▶ [SET TASK]: What is the number of lines in the entries below that include the word "Horáku"? Provide the number only.

## BEGIN DATA FOR THE TASK

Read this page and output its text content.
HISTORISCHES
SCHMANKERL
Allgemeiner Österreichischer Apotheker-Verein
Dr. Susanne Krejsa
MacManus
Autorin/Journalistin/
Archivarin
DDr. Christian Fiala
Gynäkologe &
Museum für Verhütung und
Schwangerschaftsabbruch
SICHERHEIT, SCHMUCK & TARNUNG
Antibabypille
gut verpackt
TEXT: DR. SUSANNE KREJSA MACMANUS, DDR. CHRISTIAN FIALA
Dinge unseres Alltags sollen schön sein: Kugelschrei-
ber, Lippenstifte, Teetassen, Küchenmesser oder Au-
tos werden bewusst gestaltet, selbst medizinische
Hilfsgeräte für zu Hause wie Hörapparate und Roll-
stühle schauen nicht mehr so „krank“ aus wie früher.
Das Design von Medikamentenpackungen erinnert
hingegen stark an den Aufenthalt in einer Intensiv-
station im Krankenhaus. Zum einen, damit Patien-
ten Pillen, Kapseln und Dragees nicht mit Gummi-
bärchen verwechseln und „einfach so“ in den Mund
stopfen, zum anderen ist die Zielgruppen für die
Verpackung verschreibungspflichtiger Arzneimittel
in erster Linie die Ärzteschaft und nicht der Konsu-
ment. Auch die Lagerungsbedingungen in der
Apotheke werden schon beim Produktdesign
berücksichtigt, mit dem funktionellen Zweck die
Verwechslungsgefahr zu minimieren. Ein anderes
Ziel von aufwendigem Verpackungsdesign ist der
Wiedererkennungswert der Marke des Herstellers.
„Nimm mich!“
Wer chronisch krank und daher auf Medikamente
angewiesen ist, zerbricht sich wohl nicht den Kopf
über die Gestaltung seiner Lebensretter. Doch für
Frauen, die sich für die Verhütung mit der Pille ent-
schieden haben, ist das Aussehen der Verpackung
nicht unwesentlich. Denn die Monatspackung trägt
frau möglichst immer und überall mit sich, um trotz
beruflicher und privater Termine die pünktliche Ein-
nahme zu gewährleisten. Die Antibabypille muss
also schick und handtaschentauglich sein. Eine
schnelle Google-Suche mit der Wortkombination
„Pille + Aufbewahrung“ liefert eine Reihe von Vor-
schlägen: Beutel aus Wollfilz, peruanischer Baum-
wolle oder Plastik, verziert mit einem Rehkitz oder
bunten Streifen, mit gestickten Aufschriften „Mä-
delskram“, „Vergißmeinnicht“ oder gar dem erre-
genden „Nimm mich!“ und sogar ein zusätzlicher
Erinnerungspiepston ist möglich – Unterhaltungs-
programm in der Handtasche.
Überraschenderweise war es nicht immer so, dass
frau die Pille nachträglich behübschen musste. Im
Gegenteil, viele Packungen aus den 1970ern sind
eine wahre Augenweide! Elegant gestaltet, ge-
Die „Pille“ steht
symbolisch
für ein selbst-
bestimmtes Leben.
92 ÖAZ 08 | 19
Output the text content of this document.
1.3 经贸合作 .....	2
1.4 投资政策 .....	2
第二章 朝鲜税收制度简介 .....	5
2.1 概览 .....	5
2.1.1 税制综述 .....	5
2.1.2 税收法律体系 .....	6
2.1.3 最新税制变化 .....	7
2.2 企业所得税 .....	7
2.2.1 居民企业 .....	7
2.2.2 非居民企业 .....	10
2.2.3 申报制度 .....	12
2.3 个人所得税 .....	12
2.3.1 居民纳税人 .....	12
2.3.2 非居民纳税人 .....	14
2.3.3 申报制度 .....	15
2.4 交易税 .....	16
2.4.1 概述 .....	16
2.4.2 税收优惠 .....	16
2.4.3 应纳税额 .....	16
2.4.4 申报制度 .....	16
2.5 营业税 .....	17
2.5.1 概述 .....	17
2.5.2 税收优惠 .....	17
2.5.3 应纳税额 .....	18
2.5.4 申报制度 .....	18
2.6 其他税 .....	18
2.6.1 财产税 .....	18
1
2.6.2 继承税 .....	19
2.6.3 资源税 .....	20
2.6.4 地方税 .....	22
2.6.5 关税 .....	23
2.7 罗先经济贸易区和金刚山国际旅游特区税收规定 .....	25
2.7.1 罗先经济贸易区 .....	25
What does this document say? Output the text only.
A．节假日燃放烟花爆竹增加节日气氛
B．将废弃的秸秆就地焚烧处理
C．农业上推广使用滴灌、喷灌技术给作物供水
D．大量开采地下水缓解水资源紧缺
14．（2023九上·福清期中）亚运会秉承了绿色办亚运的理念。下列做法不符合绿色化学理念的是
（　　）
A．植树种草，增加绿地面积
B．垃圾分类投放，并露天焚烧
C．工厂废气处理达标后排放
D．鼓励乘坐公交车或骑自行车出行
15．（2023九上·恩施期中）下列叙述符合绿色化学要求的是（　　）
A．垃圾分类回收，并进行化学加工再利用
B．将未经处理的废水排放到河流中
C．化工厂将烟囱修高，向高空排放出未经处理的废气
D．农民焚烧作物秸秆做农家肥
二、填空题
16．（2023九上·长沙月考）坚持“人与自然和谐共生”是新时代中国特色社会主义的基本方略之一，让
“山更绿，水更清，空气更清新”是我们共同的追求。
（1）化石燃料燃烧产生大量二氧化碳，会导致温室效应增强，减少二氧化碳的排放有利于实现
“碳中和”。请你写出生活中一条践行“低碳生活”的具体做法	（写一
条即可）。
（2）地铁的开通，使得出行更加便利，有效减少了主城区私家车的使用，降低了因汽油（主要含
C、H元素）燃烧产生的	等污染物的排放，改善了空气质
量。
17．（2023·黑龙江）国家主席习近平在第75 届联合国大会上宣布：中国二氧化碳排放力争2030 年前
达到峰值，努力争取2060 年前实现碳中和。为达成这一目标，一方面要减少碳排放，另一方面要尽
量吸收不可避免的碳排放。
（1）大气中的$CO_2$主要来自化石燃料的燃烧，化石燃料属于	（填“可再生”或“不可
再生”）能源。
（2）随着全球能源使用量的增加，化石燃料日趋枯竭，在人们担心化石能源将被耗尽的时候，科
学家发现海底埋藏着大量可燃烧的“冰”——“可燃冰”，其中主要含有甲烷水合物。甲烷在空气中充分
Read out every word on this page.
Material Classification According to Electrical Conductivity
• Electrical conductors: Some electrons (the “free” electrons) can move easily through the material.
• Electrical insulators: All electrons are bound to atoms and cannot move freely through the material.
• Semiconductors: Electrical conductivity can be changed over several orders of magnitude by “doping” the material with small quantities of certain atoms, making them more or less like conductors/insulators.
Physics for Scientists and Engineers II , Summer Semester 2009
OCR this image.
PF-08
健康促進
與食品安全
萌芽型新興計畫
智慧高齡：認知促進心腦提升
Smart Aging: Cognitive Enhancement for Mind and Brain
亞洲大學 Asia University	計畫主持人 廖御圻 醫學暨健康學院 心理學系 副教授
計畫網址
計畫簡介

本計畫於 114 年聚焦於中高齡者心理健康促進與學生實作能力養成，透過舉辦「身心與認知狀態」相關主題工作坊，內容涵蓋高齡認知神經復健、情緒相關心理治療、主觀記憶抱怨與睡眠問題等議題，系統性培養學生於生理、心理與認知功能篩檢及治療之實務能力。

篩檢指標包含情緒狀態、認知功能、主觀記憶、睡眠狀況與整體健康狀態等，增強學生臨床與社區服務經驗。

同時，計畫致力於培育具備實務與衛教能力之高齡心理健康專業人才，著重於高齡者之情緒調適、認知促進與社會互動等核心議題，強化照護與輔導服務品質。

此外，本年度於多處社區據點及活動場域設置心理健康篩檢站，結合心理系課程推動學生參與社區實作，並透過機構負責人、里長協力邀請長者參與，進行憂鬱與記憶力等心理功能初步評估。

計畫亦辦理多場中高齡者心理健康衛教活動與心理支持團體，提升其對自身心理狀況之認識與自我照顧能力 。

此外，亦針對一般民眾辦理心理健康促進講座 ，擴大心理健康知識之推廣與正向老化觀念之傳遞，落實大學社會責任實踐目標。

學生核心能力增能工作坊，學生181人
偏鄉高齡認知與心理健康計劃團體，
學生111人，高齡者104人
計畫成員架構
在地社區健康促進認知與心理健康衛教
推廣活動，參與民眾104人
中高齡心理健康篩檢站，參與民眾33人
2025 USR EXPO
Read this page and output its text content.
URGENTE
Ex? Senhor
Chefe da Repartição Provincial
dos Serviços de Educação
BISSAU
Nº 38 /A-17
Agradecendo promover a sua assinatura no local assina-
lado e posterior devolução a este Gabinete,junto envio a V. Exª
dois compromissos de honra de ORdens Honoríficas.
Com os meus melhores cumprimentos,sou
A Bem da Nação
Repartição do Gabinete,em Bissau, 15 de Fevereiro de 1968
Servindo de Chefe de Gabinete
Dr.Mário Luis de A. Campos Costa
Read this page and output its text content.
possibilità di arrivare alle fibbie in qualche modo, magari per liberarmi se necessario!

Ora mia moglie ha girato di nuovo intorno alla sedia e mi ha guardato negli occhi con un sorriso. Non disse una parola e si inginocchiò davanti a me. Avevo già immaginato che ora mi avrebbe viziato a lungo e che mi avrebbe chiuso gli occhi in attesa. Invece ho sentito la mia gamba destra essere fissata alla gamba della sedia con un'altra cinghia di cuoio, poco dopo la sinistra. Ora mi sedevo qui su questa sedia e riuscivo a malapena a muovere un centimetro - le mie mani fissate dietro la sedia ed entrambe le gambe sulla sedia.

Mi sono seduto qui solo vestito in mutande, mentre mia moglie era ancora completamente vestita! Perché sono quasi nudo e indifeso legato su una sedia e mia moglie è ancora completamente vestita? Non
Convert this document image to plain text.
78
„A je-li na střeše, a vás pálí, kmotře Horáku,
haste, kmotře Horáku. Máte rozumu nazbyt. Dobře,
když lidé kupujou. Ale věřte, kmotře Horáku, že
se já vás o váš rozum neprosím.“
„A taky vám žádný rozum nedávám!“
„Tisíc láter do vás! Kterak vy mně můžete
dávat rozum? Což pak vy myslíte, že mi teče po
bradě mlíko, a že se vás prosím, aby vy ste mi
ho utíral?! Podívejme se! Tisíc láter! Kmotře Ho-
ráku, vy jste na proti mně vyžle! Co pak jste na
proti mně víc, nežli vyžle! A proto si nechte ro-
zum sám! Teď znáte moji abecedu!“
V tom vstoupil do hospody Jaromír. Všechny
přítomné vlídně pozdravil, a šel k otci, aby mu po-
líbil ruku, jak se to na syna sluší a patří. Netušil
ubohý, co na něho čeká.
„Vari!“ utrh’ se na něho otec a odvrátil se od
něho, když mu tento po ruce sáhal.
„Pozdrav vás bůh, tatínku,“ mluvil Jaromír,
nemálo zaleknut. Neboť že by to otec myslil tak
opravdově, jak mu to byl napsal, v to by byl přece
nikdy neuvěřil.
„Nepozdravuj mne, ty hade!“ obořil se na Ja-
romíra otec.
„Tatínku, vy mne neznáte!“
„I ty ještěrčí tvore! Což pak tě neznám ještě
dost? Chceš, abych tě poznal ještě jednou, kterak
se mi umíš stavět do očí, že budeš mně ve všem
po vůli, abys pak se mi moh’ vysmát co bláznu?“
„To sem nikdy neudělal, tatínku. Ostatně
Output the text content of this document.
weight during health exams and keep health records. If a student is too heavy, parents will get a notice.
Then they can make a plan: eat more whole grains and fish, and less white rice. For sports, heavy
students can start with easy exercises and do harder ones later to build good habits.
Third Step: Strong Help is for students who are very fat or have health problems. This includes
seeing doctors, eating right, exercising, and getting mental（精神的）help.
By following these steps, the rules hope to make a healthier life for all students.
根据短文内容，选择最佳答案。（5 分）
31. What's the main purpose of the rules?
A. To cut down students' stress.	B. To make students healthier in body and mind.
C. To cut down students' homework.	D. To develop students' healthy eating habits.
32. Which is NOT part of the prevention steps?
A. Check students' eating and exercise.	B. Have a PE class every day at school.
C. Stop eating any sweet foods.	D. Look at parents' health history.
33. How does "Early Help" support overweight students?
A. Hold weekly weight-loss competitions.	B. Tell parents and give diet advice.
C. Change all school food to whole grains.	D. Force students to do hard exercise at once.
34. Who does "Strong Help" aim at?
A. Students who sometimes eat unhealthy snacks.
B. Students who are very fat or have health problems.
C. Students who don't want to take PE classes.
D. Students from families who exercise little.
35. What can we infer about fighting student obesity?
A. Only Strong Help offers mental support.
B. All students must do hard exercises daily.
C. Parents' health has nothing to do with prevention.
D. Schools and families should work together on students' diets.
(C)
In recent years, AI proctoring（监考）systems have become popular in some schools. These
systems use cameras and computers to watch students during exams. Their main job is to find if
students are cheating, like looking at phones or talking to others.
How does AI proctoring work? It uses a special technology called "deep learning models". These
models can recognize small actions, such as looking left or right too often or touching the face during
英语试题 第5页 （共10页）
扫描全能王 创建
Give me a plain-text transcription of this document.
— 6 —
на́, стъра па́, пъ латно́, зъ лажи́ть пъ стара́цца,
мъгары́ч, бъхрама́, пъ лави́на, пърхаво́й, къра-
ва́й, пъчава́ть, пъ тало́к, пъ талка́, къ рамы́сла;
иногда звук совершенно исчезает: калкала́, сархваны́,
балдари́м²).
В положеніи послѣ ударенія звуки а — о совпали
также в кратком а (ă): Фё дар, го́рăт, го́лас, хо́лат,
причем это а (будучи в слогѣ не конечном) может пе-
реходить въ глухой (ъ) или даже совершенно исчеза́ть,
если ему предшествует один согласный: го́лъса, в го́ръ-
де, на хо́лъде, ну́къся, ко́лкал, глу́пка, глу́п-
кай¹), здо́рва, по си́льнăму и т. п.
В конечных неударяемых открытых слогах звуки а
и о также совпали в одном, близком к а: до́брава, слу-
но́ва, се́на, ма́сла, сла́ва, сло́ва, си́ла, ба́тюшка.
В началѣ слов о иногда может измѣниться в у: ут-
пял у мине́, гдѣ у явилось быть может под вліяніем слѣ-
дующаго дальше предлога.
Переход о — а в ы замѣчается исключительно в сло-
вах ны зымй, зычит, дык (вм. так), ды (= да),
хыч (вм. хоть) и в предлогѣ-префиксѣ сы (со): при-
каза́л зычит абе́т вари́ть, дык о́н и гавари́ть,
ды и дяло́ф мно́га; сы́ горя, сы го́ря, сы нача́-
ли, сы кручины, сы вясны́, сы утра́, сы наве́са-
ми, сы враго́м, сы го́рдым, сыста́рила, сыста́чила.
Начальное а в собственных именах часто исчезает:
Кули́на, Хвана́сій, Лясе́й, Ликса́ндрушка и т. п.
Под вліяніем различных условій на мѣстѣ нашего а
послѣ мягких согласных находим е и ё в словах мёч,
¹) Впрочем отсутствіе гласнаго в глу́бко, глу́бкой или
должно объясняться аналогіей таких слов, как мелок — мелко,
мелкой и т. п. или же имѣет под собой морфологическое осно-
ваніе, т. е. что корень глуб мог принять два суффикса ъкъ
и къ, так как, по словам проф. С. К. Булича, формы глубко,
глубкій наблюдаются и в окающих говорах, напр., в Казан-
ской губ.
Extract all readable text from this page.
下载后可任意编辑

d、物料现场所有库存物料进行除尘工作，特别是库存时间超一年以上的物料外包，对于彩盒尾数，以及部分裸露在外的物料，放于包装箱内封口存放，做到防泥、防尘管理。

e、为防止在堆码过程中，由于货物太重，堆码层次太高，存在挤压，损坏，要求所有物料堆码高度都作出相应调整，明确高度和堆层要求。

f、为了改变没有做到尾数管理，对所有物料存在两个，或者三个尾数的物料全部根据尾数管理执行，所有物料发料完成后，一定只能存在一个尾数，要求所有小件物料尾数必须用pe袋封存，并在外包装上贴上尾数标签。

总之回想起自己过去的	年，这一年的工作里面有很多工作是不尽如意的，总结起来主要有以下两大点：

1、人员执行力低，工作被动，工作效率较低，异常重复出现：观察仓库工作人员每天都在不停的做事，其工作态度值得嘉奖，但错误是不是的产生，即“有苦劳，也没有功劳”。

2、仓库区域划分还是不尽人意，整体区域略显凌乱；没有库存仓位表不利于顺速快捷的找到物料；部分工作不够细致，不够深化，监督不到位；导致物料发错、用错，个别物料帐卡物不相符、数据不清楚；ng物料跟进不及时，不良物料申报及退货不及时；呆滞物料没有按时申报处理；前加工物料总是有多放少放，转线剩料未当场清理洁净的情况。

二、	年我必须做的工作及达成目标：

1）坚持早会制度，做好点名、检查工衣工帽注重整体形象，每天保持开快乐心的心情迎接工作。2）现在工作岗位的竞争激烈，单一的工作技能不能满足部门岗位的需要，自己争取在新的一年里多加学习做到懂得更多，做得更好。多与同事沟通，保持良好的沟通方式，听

## END DATA FOR THE TASK

▶ [THE SOLUTION]: 3